— Start of Data in this exercise —

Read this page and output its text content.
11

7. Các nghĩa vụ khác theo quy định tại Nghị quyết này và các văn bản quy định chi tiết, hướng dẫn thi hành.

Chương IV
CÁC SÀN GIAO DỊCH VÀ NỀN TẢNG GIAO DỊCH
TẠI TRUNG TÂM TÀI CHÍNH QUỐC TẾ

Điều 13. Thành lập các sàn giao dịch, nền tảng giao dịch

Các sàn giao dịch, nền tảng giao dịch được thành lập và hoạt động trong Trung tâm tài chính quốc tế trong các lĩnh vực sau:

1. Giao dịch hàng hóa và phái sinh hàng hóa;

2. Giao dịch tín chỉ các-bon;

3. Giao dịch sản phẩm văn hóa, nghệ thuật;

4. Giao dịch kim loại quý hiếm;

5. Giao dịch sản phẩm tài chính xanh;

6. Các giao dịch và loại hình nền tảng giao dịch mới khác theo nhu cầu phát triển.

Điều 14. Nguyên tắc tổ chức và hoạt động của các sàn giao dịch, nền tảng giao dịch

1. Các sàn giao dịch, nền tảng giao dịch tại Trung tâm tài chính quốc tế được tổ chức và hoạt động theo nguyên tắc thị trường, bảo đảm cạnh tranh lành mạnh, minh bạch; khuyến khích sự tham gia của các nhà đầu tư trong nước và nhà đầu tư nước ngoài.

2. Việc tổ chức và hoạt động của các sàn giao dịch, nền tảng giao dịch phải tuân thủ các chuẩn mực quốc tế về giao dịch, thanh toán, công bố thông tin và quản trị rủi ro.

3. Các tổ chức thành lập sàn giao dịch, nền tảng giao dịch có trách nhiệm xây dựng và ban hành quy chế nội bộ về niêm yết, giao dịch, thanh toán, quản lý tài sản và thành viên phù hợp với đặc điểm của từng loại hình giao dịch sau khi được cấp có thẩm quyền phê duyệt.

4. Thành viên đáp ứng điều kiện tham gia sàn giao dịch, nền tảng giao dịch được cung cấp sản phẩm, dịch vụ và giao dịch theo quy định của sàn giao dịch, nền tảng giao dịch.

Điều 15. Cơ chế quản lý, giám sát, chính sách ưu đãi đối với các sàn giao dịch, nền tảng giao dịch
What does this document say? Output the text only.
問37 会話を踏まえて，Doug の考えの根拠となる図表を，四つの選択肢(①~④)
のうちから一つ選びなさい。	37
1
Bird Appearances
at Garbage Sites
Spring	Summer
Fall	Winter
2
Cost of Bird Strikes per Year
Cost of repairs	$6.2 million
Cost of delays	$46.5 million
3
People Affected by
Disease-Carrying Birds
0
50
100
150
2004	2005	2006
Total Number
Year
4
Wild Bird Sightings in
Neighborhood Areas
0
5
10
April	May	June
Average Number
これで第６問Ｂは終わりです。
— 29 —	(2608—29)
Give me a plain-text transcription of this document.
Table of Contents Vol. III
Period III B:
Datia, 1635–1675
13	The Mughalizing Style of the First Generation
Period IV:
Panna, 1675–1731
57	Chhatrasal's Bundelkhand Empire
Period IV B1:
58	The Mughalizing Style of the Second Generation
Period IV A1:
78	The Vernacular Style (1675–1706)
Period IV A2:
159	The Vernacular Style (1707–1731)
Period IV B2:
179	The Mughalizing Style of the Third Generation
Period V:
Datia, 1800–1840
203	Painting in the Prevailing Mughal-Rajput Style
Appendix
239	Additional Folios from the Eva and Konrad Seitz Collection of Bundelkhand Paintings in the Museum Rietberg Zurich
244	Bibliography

— End of Data in this exercise —

• Directions
Find how many lines of the listing include the string "million" and give that number, nothing else.

• Solved problem
2